-- start DATA FOR THIS EXERCISE --
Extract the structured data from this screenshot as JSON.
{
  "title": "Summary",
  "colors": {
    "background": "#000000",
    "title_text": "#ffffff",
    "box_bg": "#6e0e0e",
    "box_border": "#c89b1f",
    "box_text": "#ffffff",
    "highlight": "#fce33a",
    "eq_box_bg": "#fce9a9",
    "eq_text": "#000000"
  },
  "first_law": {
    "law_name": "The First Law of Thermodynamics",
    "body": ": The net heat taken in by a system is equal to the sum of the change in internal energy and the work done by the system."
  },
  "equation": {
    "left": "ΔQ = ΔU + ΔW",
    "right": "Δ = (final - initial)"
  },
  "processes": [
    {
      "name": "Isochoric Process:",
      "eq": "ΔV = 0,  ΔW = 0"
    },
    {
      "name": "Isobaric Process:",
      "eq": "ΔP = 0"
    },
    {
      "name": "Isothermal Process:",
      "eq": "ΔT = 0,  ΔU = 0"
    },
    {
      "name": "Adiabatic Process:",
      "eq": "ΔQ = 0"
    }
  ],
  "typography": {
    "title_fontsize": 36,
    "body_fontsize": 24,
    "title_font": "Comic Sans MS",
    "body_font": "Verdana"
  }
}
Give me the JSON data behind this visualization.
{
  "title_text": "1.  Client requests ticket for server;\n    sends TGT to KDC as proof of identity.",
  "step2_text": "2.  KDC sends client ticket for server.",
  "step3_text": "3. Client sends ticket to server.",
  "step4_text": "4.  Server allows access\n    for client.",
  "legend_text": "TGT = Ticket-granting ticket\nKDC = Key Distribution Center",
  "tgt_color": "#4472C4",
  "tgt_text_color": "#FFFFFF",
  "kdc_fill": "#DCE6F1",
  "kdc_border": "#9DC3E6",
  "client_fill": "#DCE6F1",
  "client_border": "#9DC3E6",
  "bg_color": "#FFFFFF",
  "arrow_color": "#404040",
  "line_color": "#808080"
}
-- end DATA FOR THIS EXERCISE --
Using the listing above, please repeat every entry exactly.

Extract the structured data from this screenshot as JSON.
{
  "title": "Summary",
  "colors": {
    "background": "#000000",
    "title_text": "#ffffff",
    "box_bg": "#6e0e0e",
    "box_border": "#c89b1f",
    "box_text": "#ffffff",
    "highlight": "#fce33a",
    "eq_box_bg": "#fce9a9",
    "eq_text": "#000000"
  },
  "first_law": {
    "law_name": "The First Law of Thermodynamics",
    "body": ": The net heat taken in by a system is equal to the sum of the change in internal energy and the work done by the system."
  },
  "equation": {
    "left": "ΔQ = ΔU + ΔW",
    "right": "Δ = (final - initial)"
  },
  "processes": [
    {
      "name": "Isochoric Process:",
      "eq": "ΔV = 0,  ΔW = 0"
    },
    {
      "name": "Isobaric Process:",
      "eq": "ΔP = 0"
    },
    {
      "name": "Isothermal Process:",
      "eq": "ΔT = 0,  ΔU = 0"
    },
    {
      "name": "Adiabatic Process:",
      "eq": "ΔQ = 0"
    }
  ],
  "typography": {
    "title_fontsize": 36,
    "body_fontsize": 24,
    "title_font": "Comic Sans MS",
    "body_font": "Verdana"
  }
}
Give me the JSON data behind this visualization.
{
  "title_text": "1.  Client requests ticket for server;\n    sends TGT to KDC as proof of identity.",
  "step2_text": "2.  KDC sends client ticket for server.",
  "step3_text": "3. Client sends ticket to server.",
  "step4_text": "4.  Server allows access\n    for client.",
  "legend_text": "TGT = Ticket-granting ticket\nKDC = Key Distribution Center",
  "tgt_color": "#4472C4",
  "tgt_text_color": "#FFFFFF",
  "kdc_fill": "#DCE6F1",
  "kdc_border": "#9DC3E6",
  "client_fill": "#DCE6F1",
  "client_border": "#9DC3E6",
  "bg_color": "#FFFFFF",
  "arrow_color": "#404040",
  "line_color": "#808080"
}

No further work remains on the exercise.